### Your task
Every line in the listing is to be echoed verbatim.

•••••

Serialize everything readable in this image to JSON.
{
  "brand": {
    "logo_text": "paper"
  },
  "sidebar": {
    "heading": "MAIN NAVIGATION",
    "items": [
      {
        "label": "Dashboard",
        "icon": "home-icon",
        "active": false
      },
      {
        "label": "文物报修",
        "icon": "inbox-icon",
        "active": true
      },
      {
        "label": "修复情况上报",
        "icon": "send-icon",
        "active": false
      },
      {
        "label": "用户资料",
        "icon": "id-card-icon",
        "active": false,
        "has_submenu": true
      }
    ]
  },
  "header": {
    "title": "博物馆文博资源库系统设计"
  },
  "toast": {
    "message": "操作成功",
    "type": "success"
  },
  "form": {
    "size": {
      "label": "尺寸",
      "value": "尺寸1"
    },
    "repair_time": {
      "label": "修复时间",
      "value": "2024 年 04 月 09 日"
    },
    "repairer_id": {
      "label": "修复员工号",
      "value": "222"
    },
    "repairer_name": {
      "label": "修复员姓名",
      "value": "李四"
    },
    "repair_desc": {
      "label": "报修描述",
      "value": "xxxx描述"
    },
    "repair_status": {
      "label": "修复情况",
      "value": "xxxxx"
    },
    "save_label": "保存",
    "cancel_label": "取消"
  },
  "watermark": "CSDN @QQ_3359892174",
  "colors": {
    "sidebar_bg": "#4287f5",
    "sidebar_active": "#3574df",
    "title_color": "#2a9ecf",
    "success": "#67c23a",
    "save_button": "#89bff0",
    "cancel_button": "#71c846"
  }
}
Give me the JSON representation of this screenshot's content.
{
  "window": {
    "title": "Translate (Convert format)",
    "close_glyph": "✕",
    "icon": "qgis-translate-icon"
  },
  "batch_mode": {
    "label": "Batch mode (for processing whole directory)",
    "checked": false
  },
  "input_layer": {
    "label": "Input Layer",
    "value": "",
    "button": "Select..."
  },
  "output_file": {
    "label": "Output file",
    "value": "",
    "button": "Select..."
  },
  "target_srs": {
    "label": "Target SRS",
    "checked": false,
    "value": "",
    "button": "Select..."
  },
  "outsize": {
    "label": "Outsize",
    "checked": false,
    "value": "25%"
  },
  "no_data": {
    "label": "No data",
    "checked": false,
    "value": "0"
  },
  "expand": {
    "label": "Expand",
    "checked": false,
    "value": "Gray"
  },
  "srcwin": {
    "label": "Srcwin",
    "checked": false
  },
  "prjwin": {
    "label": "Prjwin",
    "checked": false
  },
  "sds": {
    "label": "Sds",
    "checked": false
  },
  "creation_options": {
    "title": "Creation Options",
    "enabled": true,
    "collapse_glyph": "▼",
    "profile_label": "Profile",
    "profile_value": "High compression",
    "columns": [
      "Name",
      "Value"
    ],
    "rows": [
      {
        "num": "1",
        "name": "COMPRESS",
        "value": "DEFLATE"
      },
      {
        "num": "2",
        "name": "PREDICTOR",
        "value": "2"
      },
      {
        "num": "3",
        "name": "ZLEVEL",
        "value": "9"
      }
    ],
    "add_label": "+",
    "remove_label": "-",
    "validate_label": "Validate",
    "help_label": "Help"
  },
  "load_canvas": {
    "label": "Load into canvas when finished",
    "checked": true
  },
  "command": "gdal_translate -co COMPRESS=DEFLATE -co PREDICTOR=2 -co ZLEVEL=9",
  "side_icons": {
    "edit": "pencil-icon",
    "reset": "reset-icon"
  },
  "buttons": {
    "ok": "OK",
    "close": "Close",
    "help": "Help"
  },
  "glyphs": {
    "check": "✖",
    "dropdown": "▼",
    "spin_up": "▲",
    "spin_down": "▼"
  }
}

•••••

### Task solution
Serialize everything readable in this image to JSON.
{
  "brand": {
    "logo_text": "paper"
  },
  "sidebar": {
    "heading": "MAIN NAVIGATION",
    "items": [
      {
        "label": "Dashboard",
        "icon": "home-icon",
        "active": false
      },
      {
        "label": "文物报修",
        "icon": "inbox-icon",
        "active": true
      },
      {
        "label": "修复情况上报",
        "icon": "send-icon",
        "active": false
      },
      {
        "label": "用户资料",
        "icon": "id-card-icon",
        "active": false,
        "has_submenu": true
      }
    ]
  },
  "header": {
    "title": "博物馆文博资源库系统设计"
  },
  "toast": {
    "message": "操作成功",
    "type": "success"
  },
  "form": {
    "size": {
      "label": "尺寸",
      "value": "尺寸1"
    },
    "repair_time": {
      "label": "修复时间",
      "value": "2024 年 04 月 09 日"
    },
    "repairer_id": {
      "label": "修复员工号",
      "value": "222"
    },
    "repairer_name": {
      "label": "修复员姓名",
      "value": "李四"
    },
    "repair_desc": {
      "label": "报修描述",
      "value": "xxxx描述"
    },
    "repair_status": {
      "label": "修复情况",
      "value": "xxxxx"
    },
    "save_label": "保存",
    "cancel_label": "取消"
  },
  "watermark": "CSDN @QQ_3359892174",
  "colors": {
    "sidebar_bg": "#4287f5",
    "sidebar_active": "#3574df",
    "title_color": "#2a9ecf",
    "success": "#67c23a",
    "save_button": "#89bff0",
    "cancel_button": "#71c846"
  }
}
Give me the JSON representation of this screenshot's content.
{
  "window": {
    "title": "Translate (Convert format)",
    "close_glyph": "✕",
    "icon": "qgis-translate-icon"
  },
  "batch_mode": {
    "label": "Batch mode (for processing whole directory)",
    "checked": false
  },
  "input_layer": {
    "label": "Input Layer",
    "value": "",
    "button": "Select..."
  },
  "output_file": {
    "label": "Output file",
    "value": "",
    "button": "Select..."
  },
  "target_srs": {
    "label": "Target SRS",
    "checked": false,
    "value": "",
    "button": "Select..."
  },
  "outsize": {
    "label": "Outsize",
    "checked": false,
    "value": "25%"
  },
  "no_data": {
    "label": "No data",
    "checked": false,
    "value": "0"
  },
  "expand": {
    "label": "Expand",
    "checked": false,
    "value": "Gray"
  },
  "srcwin": {
    "label": "Srcwin",
    "checked": false
  },
  "prjwin": {
    "label": "Prjwin",
    "checked": false
  },
  "sds": {
    "label": "Sds",
    "checked": false
  },
  "creation_options": {
    "title": "Creation Options",
    "enabled": true,
    "collapse_glyph": "▼",
    "profile_label": "Profile",
    "profile_value": "High compression",
    "columns": [
      "Name",
      "Value"
    ],
    "rows": [
      {
        "num": "1",
        "name": "COMPRESS",
        "value": "DEFLATE"
      },
      {
        "num": "2",
        "name": "PREDICTOR",
        "value": "2"
      },
      {
        "num": "3",
        "name": "ZLEVEL",
        "value": "9"
      }
    ],
    "add_label": "+",
    "remove_label": "-",
    "validate_label": "Validate",
    "help_label": "Help"
  },
  "load_canvas": {
    "label": "Load into canvas when finished",
    "checked": true
  },
  "command": "gdal_translate -co COMPRESS=DEFLATE -co PREDICTOR=2 -co ZLEVEL=9",
  "side_icons": {
    "edit": "pencil-icon",
    "reset": "reset-icon"
  },
  "buttons": {
    "ok": "OK",
    "close": "Close",
    "help": "Help"
  },
  "glyphs": {
    "check": "✖",
    "dropdown": "▼",
    "spin_up": "▲",
    "spin_down": "▼"
  }
}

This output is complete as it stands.